• **TASK TO CARRY OUT**: Copy the records below exactly, leaving out any pictures.

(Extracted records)
=-=-=-=-=
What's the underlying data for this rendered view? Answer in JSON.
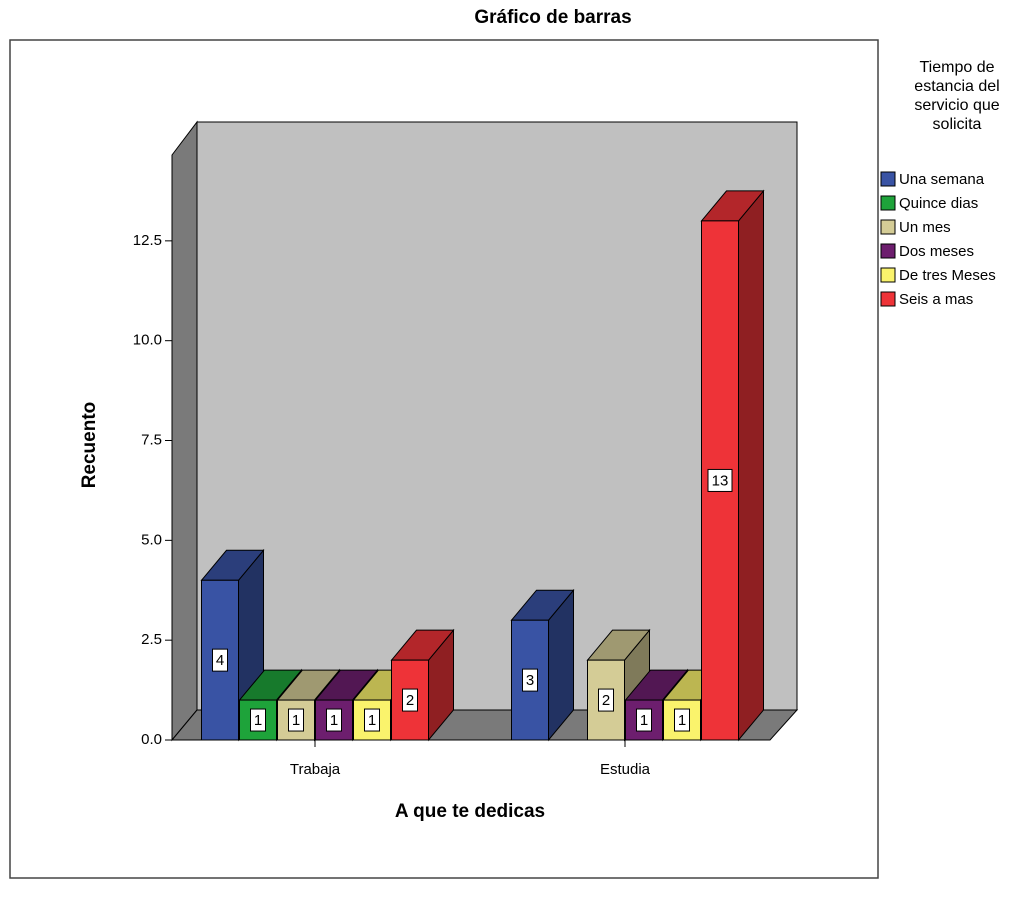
{
  "chart_data": {
    "type": "bar3d",
    "title": "Gráfico de barras",
    "x_label": "A que te dedicas",
    "y_label": "Recuento",
    "legend_title": [
      "Tiempo de",
      "estancia del",
      "servicio que",
      "solicita"
    ],
    "categories": [
      "Trabaja",
      "Estudia"
    ],
    "series": [
      {
        "name": "Una semana",
        "color": "#3953a4",
        "values": [
          4,
          3
        ]
      },
      {
        "name": "Quince dias",
        "color": "#1ea33a",
        "values": [
          1,
          null
        ]
      },
      {
        "name": "Un mes",
        "color": "#d4cc96",
        "values": [
          1,
          2
        ]
      },
      {
        "name": "Dos meses",
        "color": "#6d1e6e",
        "values": [
          1,
          1
        ]
      },
      {
        "name": "De tres Meses",
        "color": "#faf36c",
        "values": [
          1,
          1
        ]
      },
      {
        "name": "Seis a mas",
        "color": "#ee3338",
        "values": [
          2,
          13
        ]
      }
    ],
    "ylim": [
      0,
      14.65
    ],
    "yticks": [
      {
        "value": 0,
        "label": "0.0"
      },
      {
        "value": 2.5,
        "label": "2.5"
      },
      {
        "value": 5,
        "label": "5.0"
      },
      {
        "value": 7.5,
        "label": "7.5"
      },
      {
        "value": 10,
        "label": "10.0"
      },
      {
        "value": 12.5,
        "label": "12.5"
      }
    ],
    "legend": "right"
  }
}
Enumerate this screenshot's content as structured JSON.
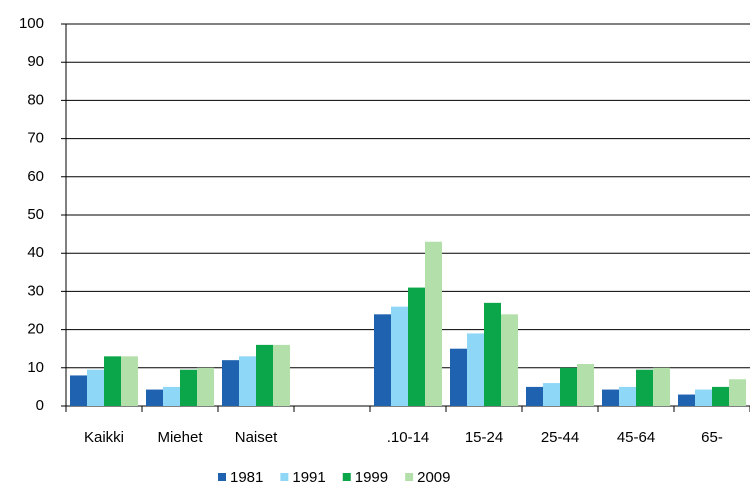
{
  "chart_data": {
    "type": "bar",
    "categories": [
      "Kaikki",
      "Miehet",
      "Naiset",
      null,
      ".10-14",
      "15-24",
      "25-44",
      "45-64",
      "65-"
    ],
    "series": [
      {
        "name": "1981",
        "color": "#1f63b0",
        "values": [
          8,
          4.3,
          12,
          null,
          24,
          15,
          5,
          4.3,
          3
        ]
      },
      {
        "name": "1991",
        "color": "#8fd7f7",
        "values": [
          9.5,
          5,
          13,
          null,
          26,
          19,
          6,
          5,
          4.3
        ]
      },
      {
        "name": "1999",
        "color": "#0ca64a",
        "values": [
          13,
          9.5,
          16,
          null,
          31,
          27,
          10,
          9.5,
          5
        ]
      },
      {
        "name": "2009",
        "color": "#b3e0aa",
        "values": [
          13,
          10,
          16,
          null,
          43,
          24,
          11,
          10,
          7
        ]
      }
    ],
    "ylim": [
      0,
      100
    ],
    "yticks": [
      0,
      10,
      20,
      30,
      40,
      50,
      60,
      70,
      80,
      90,
      100
    ],
    "grid": true,
    "legend": "bottom"
  }
}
=-=-=-=-=
• **ANSWER TO THE PROBLEM**:
What's the underlying data for this rendered view? Answer in JSON.
{
  "chart_data": {
    "type": "bar3d",
    "title": "Gráfico de barras",
    "x_label": "A que te dedicas",
    "y_label": "Recuento",
    "legend_title": [
      "Tiempo de",
      "estancia del",
      "servicio que",
      "solicita"
    ],
    "categories": [
      "Trabaja",
      "Estudia"
    ],
    "series": [
      {
        "name": "Una semana",
        "color": "#3953a4",
        "values": [
          4,
          3
        ]
      },
      {
        "name": "Quince dias",
        "color": "#1ea33a",
        "values": [
          1,
          null
        ]
      },
      {
        "name": "Un mes",
        "color": "#d4cc96",
        "values": [
          1,
          2
        ]
      },
      {
        "name": "Dos meses",
        "color": "#6d1e6e",
        "values": [
          1,
          1
        ]
      },
      {
        "name": "De tres Meses",
        "color": "#faf36c",
        "values": [
          1,
          1
        ]
      },
      {
        "name": "Seis a mas",
        "color": "#ee3338",
        "values": [
          2,
          13
        ]
      }
    ],
    "ylim": [
      0,
      14.65
    ],
    "yticks": [
      {
        "value": 0,
        "label": "0.0"
      },
      {
        "value": 2.5,
        "label": "2.5"
      },
      {
        "value": 5,
        "label": "5.0"
      },
      {
        "value": 7.5,
        "label": "7.5"
      },
      {
        "value": 10,
        "label": "10.0"
      },
      {
        "value": 12.5,
        "label": "12.5"
      }
    ],
    "legend": "right"
  }
}
Enumerate this screenshot's content as structured JSON.
{
  "chart_data": {
    "type": "bar",
    "categories": [
      "Kaikki",
      "Miehet",
      "Naiset",
      null,
      ".10-14",
      "15-24",
      "25-44",
      "45-64",
      "65-"
    ],
    "series": [
      {
        "name": "1981",
        "color": "#1f63b0",
        "values": [
          8,
          4.3,
          12,
          null,
          24,
          15,
          5,
          4.3,
          3
        ]
      },
      {
        "name": "1991",
        "color": "#8fd7f7",
        "values": [
          9.5,
          5,
          13,
          null,
          26,
          19,
          6,
          5,
          4.3
        ]
      },
      {
        "name": "1999",
        "color": "#0ca64a",
        "values": [
          13,
          9.5,
          16,
          null,
          31,
          27,
          10,
          9.5,
          5
        ]
      },
      {
        "name": "2009",
        "color": "#b3e0aa",
        "values": [
          13,
          10,
          16,
          null,
          43,
          24,
          11,
          10,
          7
        ]
      }
    ],
    "ylim": [
      0,
      100
    ],
    "yticks": [
      0,
      10,
      20,
      30,
      40,
      50,
      60,
      70,
      80,
      90,
      100
    ],
    "grid": true,
    "legend": "bottom"
  }
}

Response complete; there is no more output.